About this exercise:
Repeat each record word for word.

[Records drawn from a dataset]
....
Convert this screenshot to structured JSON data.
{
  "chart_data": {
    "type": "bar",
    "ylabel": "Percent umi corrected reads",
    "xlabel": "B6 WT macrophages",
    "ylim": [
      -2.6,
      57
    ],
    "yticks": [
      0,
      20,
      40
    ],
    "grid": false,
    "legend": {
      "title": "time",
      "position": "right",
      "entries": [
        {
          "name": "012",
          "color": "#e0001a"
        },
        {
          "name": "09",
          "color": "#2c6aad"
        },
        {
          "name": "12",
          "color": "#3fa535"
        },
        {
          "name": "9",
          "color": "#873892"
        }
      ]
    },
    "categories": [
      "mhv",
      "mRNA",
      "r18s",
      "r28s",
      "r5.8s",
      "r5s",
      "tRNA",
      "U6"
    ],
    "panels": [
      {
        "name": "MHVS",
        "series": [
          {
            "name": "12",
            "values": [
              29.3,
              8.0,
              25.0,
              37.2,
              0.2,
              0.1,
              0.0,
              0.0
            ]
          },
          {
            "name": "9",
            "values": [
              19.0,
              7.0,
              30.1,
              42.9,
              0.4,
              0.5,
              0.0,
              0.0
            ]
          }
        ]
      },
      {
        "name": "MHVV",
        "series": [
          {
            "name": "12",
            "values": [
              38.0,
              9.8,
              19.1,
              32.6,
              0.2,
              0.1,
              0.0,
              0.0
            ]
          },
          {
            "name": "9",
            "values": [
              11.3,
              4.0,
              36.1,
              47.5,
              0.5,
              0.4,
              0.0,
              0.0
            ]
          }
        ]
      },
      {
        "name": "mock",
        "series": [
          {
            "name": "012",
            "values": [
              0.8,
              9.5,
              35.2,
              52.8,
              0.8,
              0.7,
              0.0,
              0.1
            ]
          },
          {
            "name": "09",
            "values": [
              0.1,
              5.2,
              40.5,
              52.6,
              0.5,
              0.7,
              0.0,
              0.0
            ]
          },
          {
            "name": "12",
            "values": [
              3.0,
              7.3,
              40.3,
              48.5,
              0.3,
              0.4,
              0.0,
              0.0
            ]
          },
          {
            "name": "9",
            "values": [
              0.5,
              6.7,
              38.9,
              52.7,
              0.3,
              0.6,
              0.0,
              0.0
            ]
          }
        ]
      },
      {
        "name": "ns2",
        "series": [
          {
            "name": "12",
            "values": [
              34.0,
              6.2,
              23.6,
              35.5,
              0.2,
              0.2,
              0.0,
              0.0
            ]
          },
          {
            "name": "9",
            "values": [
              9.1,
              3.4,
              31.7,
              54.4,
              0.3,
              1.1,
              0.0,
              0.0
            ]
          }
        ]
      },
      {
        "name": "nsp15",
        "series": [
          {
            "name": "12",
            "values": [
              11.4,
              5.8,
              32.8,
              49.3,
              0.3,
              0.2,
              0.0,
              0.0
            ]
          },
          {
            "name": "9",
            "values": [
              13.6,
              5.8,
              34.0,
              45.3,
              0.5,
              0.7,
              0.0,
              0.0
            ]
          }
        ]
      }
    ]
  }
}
....
Response to this exercise:
Convert this screenshot to structured JSON data.
{
  "chart_data": {
    "type": "bar",
    "ylabel": "Percent umi corrected reads",
    "xlabel": "B6 WT macrophages",
    "ylim": [
      -2.6,
      57
    ],
    "yticks": [
      0,
      20,
      40
    ],
    "grid": false,
    "legend": {
      "title": "time",
      "position": "right",
      "entries": [
        {
          "name": "012",
          "color": "#e0001a"
        },
        {
          "name": "09",
          "color": "#2c6aad"
        },
        {
          "name": "12",
          "color": "#3fa535"
        },
        {
          "name": "9",
          "color": "#873892"
        }
      ]
    },
    "categories": [
      "mhv",
      "mRNA",
      "r18s",
      "r28s",
      "r5.8s",
      "r5s",
      "tRNA",
      "U6"
    ],
    "panels": [
      {
        "name": "MHVS",
        "series": [
          {
            "name": "12",
            "values": [
              29.3,
              8.0,
              25.0,
              37.2,
              0.2,
              0.1,
              0.0,
              0.0
            ]
          },
          {
            "name": "9",
            "values": [
              19.0,
              7.0,
              30.1,
              42.9,
              0.4,
              0.5,
              0.0,
              0.0
            ]
          }
        ]
      },
      {
        "name": "MHVV",
        "series": [
          {
            "name": "12",
            "values": [
              38.0,
              9.8,
              19.1,
              32.6,
              0.2,
              0.1,
              0.0,
              0.0
            ]
          },
          {
            "name": "9",
            "values": [
              11.3,
              4.0,
              36.1,
              47.5,
              0.5,
              0.4,
              0.0,
              0.0
            ]
          }
        ]
      },
      {
        "name": "mock",
        "series": [
          {
            "name": "012",
            "values": [
              0.8,
              9.5,
              35.2,
              52.8,
              0.8,
              0.7,
              0.0,
              0.1
            ]
          },
          {
            "name": "09",
            "values": [
              0.1,
              5.2,
              40.5,
              52.6,
              0.5,
              0.7,
              0.0,
              0.0
            ]
          },
          {
            "name": "12",
            "values": [
              3.0,
              7.3,
              40.3,
              48.5,
              0.3,
              0.4,
              0.0,
              0.0
            ]
          },
          {
            "name": "9",
            "values": [
              0.5,
              6.7,
              38.9,
              52.7,
              0.3,
              0.6,
              0.0,
              0.0
            ]
          }
        ]
      },
      {
        "name": "ns2",
        "series": [
          {
            "name": "12",
            "values": [
              34.0,
              6.2,
              23.6,
              35.5,
              0.2,
              0.2,
              0.0,
              0.0
            ]
          },
          {
            "name": "9",
            "values": [
              9.1,
              3.4,
              31.7,
              54.4,
              0.3,
              1.1,
              0.0,
              0.0
            ]
          }
        ]
      },
      {
        "name": "nsp15",
        "series": [
          {
            "name": "12",
            "values": [
              11.4,
              5.8,
              32.8,
              49.3,
              0.3,
              0.2,
              0.0,
              0.0
            ]
          },
          {
            "name": "9",
            "values": [
              13.6,
              5.8,
              34.0,
              45.3,
              0.5,
              0.7,
              0.0,
              0.0
            ]
          }
        ]
      }
    ]
  }
}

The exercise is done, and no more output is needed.